__Problem requirements__.
Records follow. Pull out every line that contains "text".

Records:
>> START
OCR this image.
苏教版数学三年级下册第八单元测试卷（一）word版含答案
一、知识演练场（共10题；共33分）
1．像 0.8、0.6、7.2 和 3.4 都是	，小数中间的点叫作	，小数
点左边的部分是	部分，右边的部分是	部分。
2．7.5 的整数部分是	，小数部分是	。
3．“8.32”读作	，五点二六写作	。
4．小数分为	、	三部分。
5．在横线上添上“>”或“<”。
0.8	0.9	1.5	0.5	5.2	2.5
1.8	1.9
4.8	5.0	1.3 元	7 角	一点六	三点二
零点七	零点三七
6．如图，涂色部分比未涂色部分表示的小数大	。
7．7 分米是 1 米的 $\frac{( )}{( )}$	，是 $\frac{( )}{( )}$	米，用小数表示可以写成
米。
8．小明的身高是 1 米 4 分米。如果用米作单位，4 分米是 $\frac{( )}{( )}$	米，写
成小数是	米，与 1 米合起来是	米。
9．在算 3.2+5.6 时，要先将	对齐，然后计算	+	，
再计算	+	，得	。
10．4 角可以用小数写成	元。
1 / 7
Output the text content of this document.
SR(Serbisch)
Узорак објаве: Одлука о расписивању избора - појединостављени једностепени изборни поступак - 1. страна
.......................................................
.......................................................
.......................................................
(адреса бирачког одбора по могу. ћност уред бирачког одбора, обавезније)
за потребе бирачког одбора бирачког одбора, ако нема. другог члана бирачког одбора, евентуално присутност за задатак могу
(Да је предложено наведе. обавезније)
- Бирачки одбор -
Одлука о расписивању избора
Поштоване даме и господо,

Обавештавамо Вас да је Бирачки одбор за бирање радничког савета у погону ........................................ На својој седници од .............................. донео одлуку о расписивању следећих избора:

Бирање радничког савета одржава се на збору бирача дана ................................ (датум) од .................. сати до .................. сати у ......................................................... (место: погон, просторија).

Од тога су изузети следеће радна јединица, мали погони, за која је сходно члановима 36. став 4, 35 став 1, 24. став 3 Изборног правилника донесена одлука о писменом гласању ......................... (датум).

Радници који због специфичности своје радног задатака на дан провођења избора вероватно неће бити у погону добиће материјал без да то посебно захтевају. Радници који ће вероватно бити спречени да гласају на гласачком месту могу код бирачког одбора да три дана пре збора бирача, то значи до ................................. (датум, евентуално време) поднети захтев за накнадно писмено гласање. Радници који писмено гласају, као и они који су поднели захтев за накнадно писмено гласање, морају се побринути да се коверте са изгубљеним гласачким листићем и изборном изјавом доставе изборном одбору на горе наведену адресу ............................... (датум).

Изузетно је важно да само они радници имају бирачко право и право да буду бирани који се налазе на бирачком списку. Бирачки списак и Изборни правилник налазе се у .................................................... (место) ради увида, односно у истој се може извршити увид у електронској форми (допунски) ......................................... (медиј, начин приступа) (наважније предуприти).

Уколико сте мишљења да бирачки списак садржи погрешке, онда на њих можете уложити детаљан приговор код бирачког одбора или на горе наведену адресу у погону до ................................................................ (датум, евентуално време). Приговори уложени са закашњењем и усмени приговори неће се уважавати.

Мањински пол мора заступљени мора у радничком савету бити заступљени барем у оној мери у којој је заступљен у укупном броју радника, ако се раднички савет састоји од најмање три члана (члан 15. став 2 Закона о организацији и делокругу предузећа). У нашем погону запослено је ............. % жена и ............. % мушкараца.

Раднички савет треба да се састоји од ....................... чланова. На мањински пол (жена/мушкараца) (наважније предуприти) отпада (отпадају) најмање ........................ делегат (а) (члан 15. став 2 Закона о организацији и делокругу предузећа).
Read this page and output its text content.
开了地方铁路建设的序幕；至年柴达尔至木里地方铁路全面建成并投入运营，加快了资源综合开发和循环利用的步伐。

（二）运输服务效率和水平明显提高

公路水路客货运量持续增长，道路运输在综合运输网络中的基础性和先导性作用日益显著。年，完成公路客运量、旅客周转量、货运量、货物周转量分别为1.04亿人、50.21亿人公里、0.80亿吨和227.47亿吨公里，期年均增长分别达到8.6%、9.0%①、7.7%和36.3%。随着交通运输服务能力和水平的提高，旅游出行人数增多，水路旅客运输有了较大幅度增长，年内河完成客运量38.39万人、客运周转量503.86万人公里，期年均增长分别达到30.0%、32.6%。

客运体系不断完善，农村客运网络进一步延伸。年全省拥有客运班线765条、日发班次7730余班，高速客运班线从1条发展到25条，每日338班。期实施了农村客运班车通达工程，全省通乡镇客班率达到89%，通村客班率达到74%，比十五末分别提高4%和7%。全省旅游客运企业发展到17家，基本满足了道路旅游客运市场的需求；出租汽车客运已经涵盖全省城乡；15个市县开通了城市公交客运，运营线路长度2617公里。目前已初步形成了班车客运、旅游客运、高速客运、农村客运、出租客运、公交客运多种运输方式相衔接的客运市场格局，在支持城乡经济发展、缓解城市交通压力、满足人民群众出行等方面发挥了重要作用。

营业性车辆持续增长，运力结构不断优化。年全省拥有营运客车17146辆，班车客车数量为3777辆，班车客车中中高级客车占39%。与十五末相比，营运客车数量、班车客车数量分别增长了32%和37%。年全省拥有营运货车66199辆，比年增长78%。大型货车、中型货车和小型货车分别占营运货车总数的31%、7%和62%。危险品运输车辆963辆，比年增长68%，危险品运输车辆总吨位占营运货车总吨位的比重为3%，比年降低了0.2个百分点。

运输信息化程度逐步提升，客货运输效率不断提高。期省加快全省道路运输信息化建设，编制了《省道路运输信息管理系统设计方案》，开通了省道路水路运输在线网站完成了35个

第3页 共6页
>> END
__Complete answer__.
Output the text content of this document.
Read this page and output its text content.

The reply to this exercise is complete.